■ **Requirements**:
Send back all the data below, exactly as given.

■ **Data supplied**:
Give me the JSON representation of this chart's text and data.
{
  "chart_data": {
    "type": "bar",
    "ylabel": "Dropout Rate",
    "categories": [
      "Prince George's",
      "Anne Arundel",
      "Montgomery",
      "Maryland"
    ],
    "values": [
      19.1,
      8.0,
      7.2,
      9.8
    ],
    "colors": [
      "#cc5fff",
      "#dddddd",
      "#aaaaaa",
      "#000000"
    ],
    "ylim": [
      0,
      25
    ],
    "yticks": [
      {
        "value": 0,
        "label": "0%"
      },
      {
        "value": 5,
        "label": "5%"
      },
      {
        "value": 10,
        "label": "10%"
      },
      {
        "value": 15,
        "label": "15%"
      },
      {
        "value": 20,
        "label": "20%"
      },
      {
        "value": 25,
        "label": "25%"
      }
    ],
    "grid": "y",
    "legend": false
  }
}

■ **Expected answer**:
Give me the JSON representation of this chart's text and data.
{
  "chart_data": {
    "type": "bar",
    "ylabel": "Dropout Rate",
    "categories": [
      "Prince George's",
      "Anne Arundel",
      "Montgomery",
      "Maryland"
    ],
    "values": [
      19.1,
      8.0,
      7.2,
      9.8
    ],
    "colors": [
      "#cc5fff",
      "#dddddd",
      "#aaaaaa",
      "#000000"
    ],
    "ylim": [
      0,
      25
    ],
    "yticks": [
      {
        "value": 0,
        "label": "0%"
      },
      {
        "value": 5,
        "label": "5%"
      },
      {
        "value": 10,
        "label": "10%"
      },
      {
        "value": 15,
        "label": "15%"
      },
      {
        "value": 20,
        "label": "20%"
      },
      {
        "value": 25,
        "label": "25%"
      }
    ],
    "grid": "y",
    "legend": false
  }
}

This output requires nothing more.